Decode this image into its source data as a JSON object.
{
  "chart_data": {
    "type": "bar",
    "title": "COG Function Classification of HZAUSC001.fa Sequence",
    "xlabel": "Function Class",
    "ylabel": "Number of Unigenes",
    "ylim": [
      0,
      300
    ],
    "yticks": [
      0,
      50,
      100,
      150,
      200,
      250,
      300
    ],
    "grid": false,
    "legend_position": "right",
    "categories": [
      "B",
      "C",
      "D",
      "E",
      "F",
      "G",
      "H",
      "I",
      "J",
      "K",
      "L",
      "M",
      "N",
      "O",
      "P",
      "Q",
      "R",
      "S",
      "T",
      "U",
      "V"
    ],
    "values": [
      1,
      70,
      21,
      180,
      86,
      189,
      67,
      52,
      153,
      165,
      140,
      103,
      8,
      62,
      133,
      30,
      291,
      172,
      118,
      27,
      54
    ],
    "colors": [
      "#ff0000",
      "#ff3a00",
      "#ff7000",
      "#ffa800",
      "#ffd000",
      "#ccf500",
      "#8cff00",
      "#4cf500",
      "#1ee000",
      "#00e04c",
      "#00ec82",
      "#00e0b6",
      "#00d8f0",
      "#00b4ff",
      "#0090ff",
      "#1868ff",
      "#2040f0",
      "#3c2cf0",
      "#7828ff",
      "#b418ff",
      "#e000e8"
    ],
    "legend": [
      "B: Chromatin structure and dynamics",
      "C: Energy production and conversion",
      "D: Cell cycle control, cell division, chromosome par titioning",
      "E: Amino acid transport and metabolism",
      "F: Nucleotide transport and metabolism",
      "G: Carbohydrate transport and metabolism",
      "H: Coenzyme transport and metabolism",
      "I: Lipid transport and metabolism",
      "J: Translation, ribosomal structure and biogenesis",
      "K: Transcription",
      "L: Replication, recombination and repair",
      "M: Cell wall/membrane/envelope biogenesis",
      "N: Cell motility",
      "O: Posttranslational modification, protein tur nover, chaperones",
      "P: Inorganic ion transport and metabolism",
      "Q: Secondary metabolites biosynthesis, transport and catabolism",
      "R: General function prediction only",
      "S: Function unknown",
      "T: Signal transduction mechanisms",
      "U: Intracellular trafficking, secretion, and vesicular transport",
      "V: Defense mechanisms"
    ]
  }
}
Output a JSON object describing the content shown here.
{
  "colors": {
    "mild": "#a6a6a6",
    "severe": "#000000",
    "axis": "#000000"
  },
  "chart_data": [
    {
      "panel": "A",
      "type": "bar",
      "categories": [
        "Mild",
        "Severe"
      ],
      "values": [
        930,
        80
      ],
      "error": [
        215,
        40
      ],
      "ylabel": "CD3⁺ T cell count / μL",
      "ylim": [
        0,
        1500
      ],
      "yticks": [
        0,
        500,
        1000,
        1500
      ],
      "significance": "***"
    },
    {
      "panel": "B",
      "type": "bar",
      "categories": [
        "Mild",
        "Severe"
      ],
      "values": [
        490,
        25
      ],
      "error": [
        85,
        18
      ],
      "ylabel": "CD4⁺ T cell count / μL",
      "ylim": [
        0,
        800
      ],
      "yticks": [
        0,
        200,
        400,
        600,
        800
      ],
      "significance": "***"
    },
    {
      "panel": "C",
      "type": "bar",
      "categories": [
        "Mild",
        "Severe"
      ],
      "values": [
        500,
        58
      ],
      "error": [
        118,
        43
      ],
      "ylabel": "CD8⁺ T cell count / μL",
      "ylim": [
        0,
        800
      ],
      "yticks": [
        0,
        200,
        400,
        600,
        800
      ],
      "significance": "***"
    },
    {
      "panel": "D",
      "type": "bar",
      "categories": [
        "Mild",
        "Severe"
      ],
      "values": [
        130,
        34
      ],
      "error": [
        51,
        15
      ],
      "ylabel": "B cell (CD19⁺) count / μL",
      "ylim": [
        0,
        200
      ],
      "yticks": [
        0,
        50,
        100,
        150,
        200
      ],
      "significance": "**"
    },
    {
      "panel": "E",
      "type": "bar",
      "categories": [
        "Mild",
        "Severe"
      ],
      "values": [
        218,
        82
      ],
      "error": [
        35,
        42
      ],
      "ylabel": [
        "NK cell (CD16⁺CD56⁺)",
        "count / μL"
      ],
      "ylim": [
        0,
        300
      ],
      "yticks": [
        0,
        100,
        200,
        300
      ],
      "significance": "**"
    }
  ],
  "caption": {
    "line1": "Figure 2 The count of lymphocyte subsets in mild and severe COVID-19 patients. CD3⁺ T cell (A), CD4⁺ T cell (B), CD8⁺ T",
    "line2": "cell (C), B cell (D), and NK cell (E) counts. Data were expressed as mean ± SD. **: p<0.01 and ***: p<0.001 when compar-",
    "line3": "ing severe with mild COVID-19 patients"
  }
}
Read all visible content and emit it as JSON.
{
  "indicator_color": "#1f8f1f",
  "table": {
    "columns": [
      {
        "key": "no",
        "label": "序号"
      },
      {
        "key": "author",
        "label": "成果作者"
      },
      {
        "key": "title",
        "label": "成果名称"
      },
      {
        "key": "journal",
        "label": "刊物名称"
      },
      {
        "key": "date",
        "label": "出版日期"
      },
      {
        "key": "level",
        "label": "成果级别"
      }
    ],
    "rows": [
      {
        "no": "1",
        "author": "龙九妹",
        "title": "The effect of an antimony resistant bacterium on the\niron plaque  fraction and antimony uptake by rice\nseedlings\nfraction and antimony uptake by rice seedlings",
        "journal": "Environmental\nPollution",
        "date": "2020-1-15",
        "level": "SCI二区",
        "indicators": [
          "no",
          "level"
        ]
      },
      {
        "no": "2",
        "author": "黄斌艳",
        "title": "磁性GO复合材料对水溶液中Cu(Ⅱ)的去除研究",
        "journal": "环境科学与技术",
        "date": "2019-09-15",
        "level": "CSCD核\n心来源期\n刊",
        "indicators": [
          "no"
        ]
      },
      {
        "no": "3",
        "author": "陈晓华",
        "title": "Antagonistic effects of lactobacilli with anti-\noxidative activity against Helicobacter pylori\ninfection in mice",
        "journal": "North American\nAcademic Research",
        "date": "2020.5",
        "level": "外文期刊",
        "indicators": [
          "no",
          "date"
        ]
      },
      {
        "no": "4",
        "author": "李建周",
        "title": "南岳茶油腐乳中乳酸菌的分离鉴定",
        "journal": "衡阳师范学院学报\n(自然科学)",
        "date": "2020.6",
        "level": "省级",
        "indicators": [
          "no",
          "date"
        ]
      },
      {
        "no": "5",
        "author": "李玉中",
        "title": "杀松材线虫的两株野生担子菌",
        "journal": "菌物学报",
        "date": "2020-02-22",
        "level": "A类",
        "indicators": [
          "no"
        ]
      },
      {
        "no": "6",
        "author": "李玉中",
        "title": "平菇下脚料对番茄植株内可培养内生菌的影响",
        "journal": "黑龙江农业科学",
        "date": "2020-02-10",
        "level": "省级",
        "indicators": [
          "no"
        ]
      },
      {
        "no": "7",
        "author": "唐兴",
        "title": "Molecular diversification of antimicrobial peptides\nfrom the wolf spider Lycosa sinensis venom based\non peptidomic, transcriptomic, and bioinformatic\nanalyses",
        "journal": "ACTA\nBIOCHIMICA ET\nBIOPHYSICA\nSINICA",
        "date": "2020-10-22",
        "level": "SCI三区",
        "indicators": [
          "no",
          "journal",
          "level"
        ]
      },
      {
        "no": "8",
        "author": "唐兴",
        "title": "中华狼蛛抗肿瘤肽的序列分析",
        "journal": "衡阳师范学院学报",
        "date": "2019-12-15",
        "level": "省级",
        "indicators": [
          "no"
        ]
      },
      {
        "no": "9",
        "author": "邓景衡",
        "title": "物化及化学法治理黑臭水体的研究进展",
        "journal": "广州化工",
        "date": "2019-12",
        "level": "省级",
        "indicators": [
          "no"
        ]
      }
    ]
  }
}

▶ WHAT THE EXERCISE ASKS: Every line of the listing above is to be set down again without any change.

▶ SOLUTION TO THIS TASK:
Decode this image into its source data as a JSON object.
{
  "chart_data": {
    "type": "bar",
    "title": "COG Function Classification of HZAUSC001.fa Sequence",
    "xlabel": "Function Class",
    "ylabel": "Number of Unigenes",
    "ylim": [
      0,
      300
    ],
    "yticks": [
      0,
      50,
      100,
      150,
      200,
      250,
      300
    ],
    "grid": false,
    "legend_position": "right",
    "categories": [
      "B",
      "C",
      "D",
      "E",
      "F",
      "G",
      "H",
      "I",
      "J",
      "K",
      "L",
      "M",
      "N",
      "O",
      "P",
      "Q",
      "R",
      "S",
      "T",
      "U",
      "V"
    ],
    "values": [
      1,
      70,
      21,
      180,
      86,
      189,
      67,
      52,
      153,
      165,
      140,
      103,
      8,
      62,
      133,
      30,
      291,
      172,
      118,
      27,
      54
    ],
    "colors": [
      "#ff0000",
      "#ff3a00",
      "#ff7000",
      "#ffa800",
      "#ffd000",
      "#ccf500",
      "#8cff00",
      "#4cf500",
      "#1ee000",
      "#00e04c",
      "#00ec82",
      "#00e0b6",
      "#00d8f0",
      "#00b4ff",
      "#0090ff",
      "#1868ff",
      "#2040f0",
      "#3c2cf0",
      "#7828ff",
      "#b418ff",
      "#e000e8"
    ],
    "legend": [
      "B: Chromatin structure and dynamics",
      "C: Energy production and conversion",
      "D: Cell cycle control, cell division, chromosome par titioning",
      "E: Amino acid transport and metabolism",
      "F: Nucleotide transport and metabolism",
      "G: Carbohydrate transport and metabolism",
      "H: Coenzyme transport and metabolism",
      "I: Lipid transport and metabolism",
      "J: Translation, ribosomal structure and biogenesis",
      "K: Transcription",
      "L: Replication, recombination and repair",
      "M: Cell wall/membrane/envelope biogenesis",
      "N: Cell motility",
      "O: Posttranslational modification, protein tur nover, chaperones",
      "P: Inorganic ion transport and metabolism",
      "Q: Secondary metabolites biosynthesis, transport and catabolism",
      "R: General function prediction only",
      "S: Function unknown",
      "T: Signal transduction mechanisms",
      "U: Intracellular trafficking, secretion, and vesicular transport",
      "V: Defense mechanisms"
    ]
  }
}
Output a JSON object describing the content shown here.
{
  "colors": {
    "mild": "#a6a6a6",
    "severe": "#000000",
    "axis": "#000000"
  },
  "chart_data": [
    {
      "panel": "A",
      "type": "bar",
      "categories": [
        "Mild",
        "Severe"
      ],
      "values": [
        930,
        80
      ],
      "error": [
        215,
        40
      ],
      "ylabel": "CD3⁺ T cell count / μL",
      "ylim": [
        0,
        1500
      ],
      "yticks": [
        0,
        500,
        1000,
        1500
      ],
      "significance": "***"
    },
    {
      "panel": "B",
      "type": "bar",
      "categories": [
        "Mild",
        "Severe"
      ],
      "values": [
        490,
        25
      ],
      "error": [
        85,
        18
      ],
      "ylabel": "CD4⁺ T cell count / μL",
      "ylim": [
        0,
        800
      ],
      "yticks": [
        0,
        200,
        400,
        600,
        800
      ],
      "significance": "***"
    },
    {
      "panel": "C",
      "type": "bar",
      "categories": [
        "Mild",
        "Severe"
      ],
      "values": [
        500,
        58
      ],
      "error": [
        118,
        43
      ],
      "ylabel": "CD8⁺ T cell count / μL",
      "ylim": [
        0,
        800
      ],
      "yticks": [
        0,
        200,
        400,
        600,
        800
      ],
      "significance": "***"
    },
    {
      "panel": "D",
      "type": "bar",
      "categories": [
        "Mild",
        "Severe"
      ],
      "values": [
        130,
        34
      ],
      "error": [
        51,
        15
      ],
      "ylabel": "B cell (CD19⁺) count / μL",
      "ylim": [
        0,
        200
      ],
      "yticks": [
        0,
        50,
        100,
        150,
        200
      ],
      "significance": "**"
    },
    {
      "panel": "E",
      "type": "bar",
      "categories": [
        "Mild",
        "Severe"
      ],
      "values": [
        218,
        82
      ],
      "error": [
        35,
        42
      ],
      "ylabel": [
        "NK cell (CD16⁺CD56⁺)",
        "count / μL"
      ],
      "ylim": [
        0,
        300
      ],
      "yticks": [
        0,
        100,
        200,
        300
      ],
      "significance": "**"
    }
  ],
  "caption": {
    "line1": "Figure 2 The count of lymphocyte subsets in mild and severe COVID-19 patients. CD3⁺ T cell (A), CD4⁺ T cell (B), CD8⁺ T",
    "line2": "cell (C), B cell (D), and NK cell (E) counts. Data were expressed as mean ± SD. **: p<0.01 and ***: p<0.001 when compar-",
    "line3": "ing severe with mild COVID-19 patients"
  }
}
Read all visible content and emit it as JSON.
{
  "indicator_color": "#1f8f1f",
  "table": {
    "columns": [
      {
        "key": "no",
        "label": "序号"
      },
      {
        "key": "author",
        "label": "成果作者"
      },
      {
        "key": "title",
        "label": "成果名称"
      },
      {
        "key": "journal",
        "label": "刊物名称"
      },
      {
        "key": "date",
        "label": "出版日期"
      },
      {
        "key": "level",
        "label": "成果级别"
      }
    ],
    "rows": [
      {
        "no": "1",
        "author": "龙九妹",
        "title": "The effect of an antimony resistant bacterium on the\niron plaque  fraction and antimony uptake by rice\nseedlings\nfraction and antimony uptake by rice seedlings",
        "journal": "Environmental\nPollution",
        "date": "2020-1-15",
        "level": "SCI二区",
        "indicators": [
          "no",
          "level"
        ]
      },
      {
        "no": "2",
        "author": "黄斌艳",
        "title": "磁性GO复合材料对水溶液中Cu(Ⅱ)的去除研究",
        "journal": "环境科学与技术",
        "date": "2019-09-15",
        "level": "CSCD核\n心来源期\n刊",
        "indicators": [
          "no"
        ]
      },
      {
        "no": "3",
        "author": "陈晓华",
        "title": "Antagonistic effects of lactobacilli with anti-\noxidative activity against Helicobacter pylori\ninfection in mice",
        "journal": "North American\nAcademic Research",
        "date": "2020.5",
        "level": "外文期刊",
        "indicators": [
          "no",
          "date"
        ]
      },
      {
        "no": "4",
        "author": "李建周",
        "title": "南岳茶油腐乳中乳酸菌的分离鉴定",
        "journal": "衡阳师范学院学报\n(自然科学)",
        "date": "2020.6",
        "level": "省级",
        "indicators": [
          "no",
          "date"
        ]
      },
      {
        "no": "5",
        "author": "李玉中",
        "title": "杀松材线虫的两株野生担子菌",
        "journal": "菌物学报",
        "date": "2020-02-22",
        "level": "A类",
        "indicators": [
          "no"
        ]
      },
      {
        "no": "6",
        "author": "李玉中",
        "title": "平菇下脚料对番茄植株内可培养内生菌的影响",
        "journal": "黑龙江农业科学",
        "date": "2020-02-10",
        "level": "省级",
        "indicators": [
          "no"
        ]
      },
      {
        "no": "7",
        "author": "唐兴",
        "title": "Molecular diversification of antimicrobial peptides\nfrom the wolf spider Lycosa sinensis venom based\non peptidomic, transcriptomic, and bioinformatic\nanalyses",
        "journal": "ACTA\nBIOCHIMICA ET\nBIOPHYSICA\nSINICA",
        "date": "2020-10-22",
        "level": "SCI三区",
        "indicators": [
          "no",
          "journal",
          "level"
        ]
      },
      {
        "no": "8",
        "author": "唐兴",
        "title": "中华狼蛛抗肿瘤肽的序列分析",
        "journal": "衡阳师范学院学报",
        "date": "2019-12-15",
        "level": "省级",
        "indicators": [
          "no"
        ]
      },
      {
        "no": "9",
        "author": "邓景衡",
        "title": "物化及化学法治理黑臭水体的研究进展",
        "journal": "广州化工",
        "date": "2019-12",
        "level": "省级",
        "indicators": [
          "no"
        ]
      }
    ]
  }
}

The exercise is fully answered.